[start]

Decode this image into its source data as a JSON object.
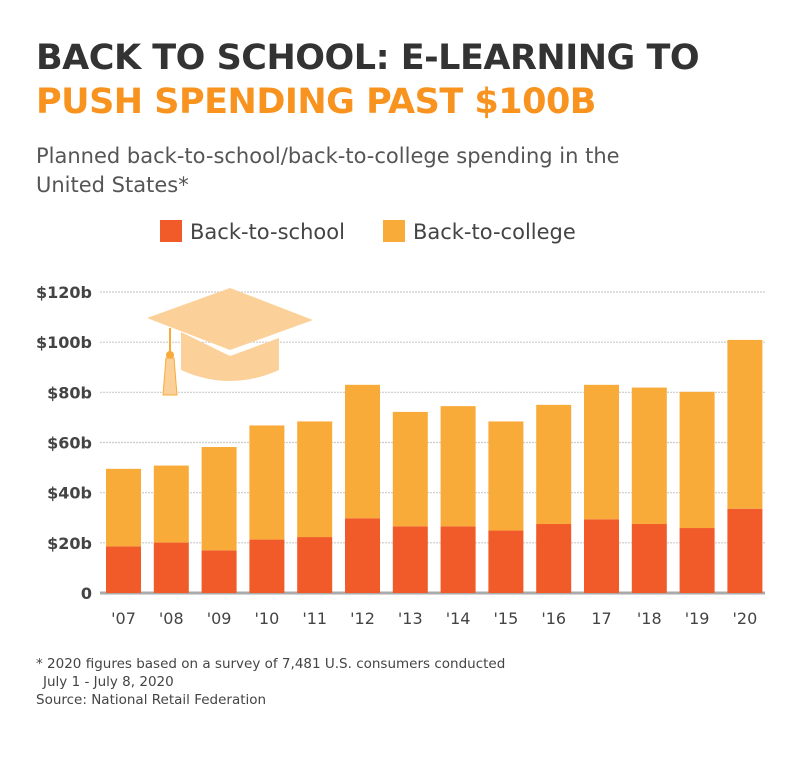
{
  "title_line1": "BACK TO SCHOOL: E-LEARNING TO",
  "title_line2": "PUSH SPENDING PAST $100B",
  "subtitle": "Planned back-to-school/back-to-college spending in the United States*",
  "footnote_line1": "* 2020 figures based on a survey of 7,481 U.S. consumers conducted",
  "footnote_line2": "July 1 - July 8, 2020",
  "source": "Source: National Retail Federation",
  "colors": {
    "title_dark": "#333333",
    "title_accent": "#f7931e",
    "school": "#f15a29",
    "college": "#f9ab3a",
    "cap": "#fcd199"
  },
  "chart_data": {
    "type": "bar",
    "stacked": true,
    "categories": [
      "'07",
      "'08",
      "'09",
      "'10",
      "'11",
      "'12",
      "'13",
      "'14",
      "'15",
      "'16",
      "17",
      "'18",
      "'19",
      "'20"
    ],
    "series": [
      {
        "name": "Back-to-school",
        "values": [
          18.6,
          20.1,
          17.0,
          21.3,
          22.3,
          29.8,
          26.6,
          26.6,
          24.9,
          27.5,
          29.4,
          27.5,
          25.9,
          33.6
        ]
      },
      {
        "name": "Back-to-college",
        "values": [
          30.9,
          30.7,
          41.2,
          45.5,
          46.1,
          53.2,
          45.6,
          47.9,
          43.5,
          47.5,
          53.6,
          54.4,
          54.3,
          67.3
        ]
      }
    ],
    "ylim": [
      0,
      120
    ],
    "yticks": [
      0,
      20,
      40,
      60,
      80,
      100,
      120
    ],
    "ytick_labels": [
      "0",
      "$20b",
      "$40b",
      "$60b",
      "$80b",
      "$100b",
      "$120b"
    ],
    "grid": true,
    "legend_position": "top",
    "unit": "billion USD"
  }
}
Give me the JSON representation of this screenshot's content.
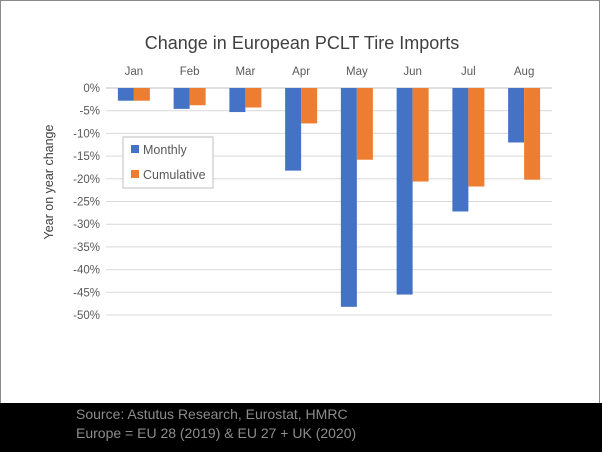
{
  "chart_data": {
    "type": "bar",
    "title": "Change in European PCLT Tire Imports",
    "xlabel": "",
    "ylabel": "Year on year change",
    "categories": [
      "Jan",
      "Feb",
      "Mar",
      "Apr",
      "May",
      "Jun",
      "Jul",
      "Aug"
    ],
    "series": [
      {
        "name": "Monthly",
        "color": "#4472c4",
        "values": [
          -2.8,
          -4.6,
          -5.3,
          -18.2,
          -48.2,
          -45.5,
          -27.2,
          -12.0
        ]
      },
      {
        "name": "Cumulative",
        "color": "#ed7d31",
        "values": [
          -2.8,
          -3.8,
          -4.3,
          -7.8,
          -15.8,
          -20.6,
          -21.7,
          -20.2
        ]
      }
    ],
    "ylim": [
      -50,
      0
    ],
    "yticks": [
      "0%",
      "-5%",
      "-10%",
      "-15%",
      "-20%",
      "-25%",
      "-30%",
      "-35%",
      "-40%",
      "-45%",
      "-50%"
    ],
    "grid": true,
    "legend": "left"
  },
  "footer": {
    "source": "Source: Astutus Research, Eurostat, HMRC",
    "note": "Europe = EU 28 (2019) & EU 27 + UK (2020)"
  }
}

[end]

REQUIREMENTS:
Reproduce every entry word for word, but skip any pictures.

SOLVED EXERCISE:
Decode this image into its source data as a JSON object.
{
  "title_line1": "BACK TO SCHOOL: E-LEARNING TO",
  "title_line2": "PUSH SPENDING PAST $100B",
  "subtitle": "Planned back-to-school/back-to-college spending in the United States*",
  "footnote_line1": "* 2020 figures based on a survey of 7,481 U.S. consumers conducted",
  "footnote_line2": "July 1 - July 8, 2020",
  "source": "Source: National Retail Federation",
  "colors": {
    "title_dark": "#333333",
    "title_accent": "#f7931e",
    "school": "#f15a29",
    "college": "#f9ab3a",
    "cap": "#fcd199"
  },
  "chart_data": {
    "type": "bar",
    "stacked": true,
    "categories": [
      "'07",
      "'08",
      "'09",
      "'10",
      "'11",
      "'12",
      "'13",
      "'14",
      "'15",
      "'16",
      "17",
      "'18",
      "'19",
      "'20"
    ],
    "series": [
      {
        "name": "Back-to-school",
        "values": [
          18.6,
          20.1,
          17.0,
          21.3,
          22.3,
          29.8,
          26.6,
          26.6,
          24.9,
          27.5,
          29.4,
          27.5,
          25.9,
          33.6
        ]
      },
      {
        "name": "Back-to-college",
        "values": [
          30.9,
          30.7,
          41.2,
          45.5,
          46.1,
          53.2,
          45.6,
          47.9,
          43.5,
          47.5,
          53.6,
          54.4,
          54.3,
          67.3
        ]
      }
    ],
    "ylim": [
      0,
      120
    ],
    "yticks": [
      0,
      20,
      40,
      60,
      80,
      100,
      120
    ],
    "ytick_labels": [
      "0",
      "$20b",
      "$40b",
      "$60b",
      "$80b",
      "$100b",
      "$120b"
    ],
    "grid": true,
    "legend_position": "top",
    "unit": "billion USD"
  }
}
Give me the JSON representation of this screenshot's content.
{
  "chart_data": {
    "type": "bar",
    "title": "Change in European PCLT Tire Imports",
    "xlabel": "",
    "ylabel": "Year on year change",
    "categories": [
      "Jan",
      "Feb",
      "Mar",
      "Apr",
      "May",
      "Jun",
      "Jul",
      "Aug"
    ],
    "series": [
      {
        "name": "Monthly",
        "color": "#4472c4",
        "values": [
          -2.8,
          -4.6,
          -5.3,
          -18.2,
          -48.2,
          -45.5,
          -27.2,
          -12.0
        ]
      },
      {
        "name": "Cumulative",
        "color": "#ed7d31",
        "values": [
          -2.8,
          -3.8,
          -4.3,
          -7.8,
          -15.8,
          -20.6,
          -21.7,
          -20.2
        ]
      }
    ],
    "ylim": [
      -50,
      0
    ],
    "yticks": [
      "0%",
      "-5%",
      "-10%",
      "-15%",
      "-20%",
      "-25%",
      "-30%",
      "-35%",
      "-40%",
      "-45%",
      "-50%"
    ],
    "grid": true,
    "legend": "left"
  },
  "footer": {
    "source": "Source: Astutus Research, Eurostat, HMRC",
    "note": "Europe = EU 28 (2019) & EU 27 + UK (2020)"
  }
}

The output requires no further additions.